• _Exercises_
a) From the post on the Los Angeles mayoral race, reproduce the text between "Hahn campaign strategist" and "crime and education.", inclusive.
b) Carry on writing the post about the Los Angeles mayoral race, beginning right after its last sentence.

• _Passage to read_
LA-Mayor: Spending Cap and Gloves Come Off

Posted by Bob Brigham

From the LA Times:

Villaraigosa campaign strategist Ace Smith said the city councilman, who raised $1.8 million by last Sunday, would collect as much as he can.

"Jim Hahn ran one of the sleaziest campaigns in American history four years ago," said Smith, referring to the June 2001 matchup in which Villaraigosa lost to Hahn. "We know we are going to need every dollar possible to respond."

Hahn campaign strategist Kam Kuwata said that "all the money in the world cannot cover up" Villaraigosa's "very shaky record" in public office.

Hahn and Villaraigosa, meanwhile, spent the day attacking each other's records on crime and education.

Two weeks ago I noted Villaraigosa's financial advantage. However, both numbers reported at that time showed a low level of interest with less than impressive contribution totals. Now, the independent spending it giving Hahn temporary relief from being at a financial disadvantage.

Mayor James K. Hahn and his opponent, Councilman Antonio Villaraigosa, can spend an unlimited amount of money on their May 17 runoff election because the cap was lifted Wednesday when two unions with close ties to Hahn reported spending $320,000 to support his reelection.

Hahn has so far benefited from $402,632 in independent spending, primarily from unions, while Villaraigosa has benefited from $121,865, less than a third as much.

• _Data provided_
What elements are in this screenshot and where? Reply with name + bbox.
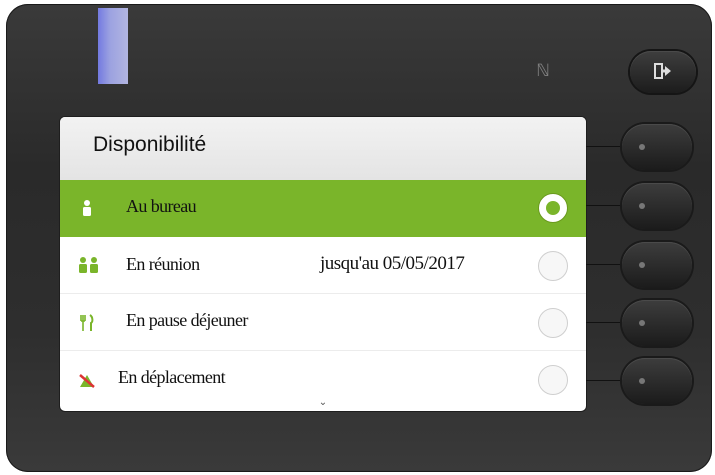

• _Answers to the tasks_
a)
Hahn campaign strategist Kam Kuwata said that "all the money in the world cannot cover up" Villaraigosa's "very shaky record" in public office.

Hahn and Villaraigosa, meanwhile, spent the day attacking each other's records on crime and education.

b)
There are no limits on independent expenditures, but spending more than $200,000 for or against a candidate removes the $1.8-million cap on how much candidates can spend.

The election is May 17th and with less than a month to go, this race is going to get expensive and nasty. Here are the latest poll numbers that I've seen:

Councilman Antonio Villaraigosa has pulled ahead of Mayor James Hahn by 18 points in the race to lead the nation's second-largest city, according to a Los Angeles Times poll released Tuesday.

Voters would oust Hahn for Villaraigosa by a margin of 53 percent to 35 percent if the election were held today, according to a survey released on the newspaper's Web site. Twelve percent were undecided.

The poll held few positive signs for Hahn, with nearly two-thirds of likely voters saying they believed his policies have left the city no better off and desiring a new direction.

A half a million in IE money isn't to do too much for an unpopular mayor who is trailing by 18 points.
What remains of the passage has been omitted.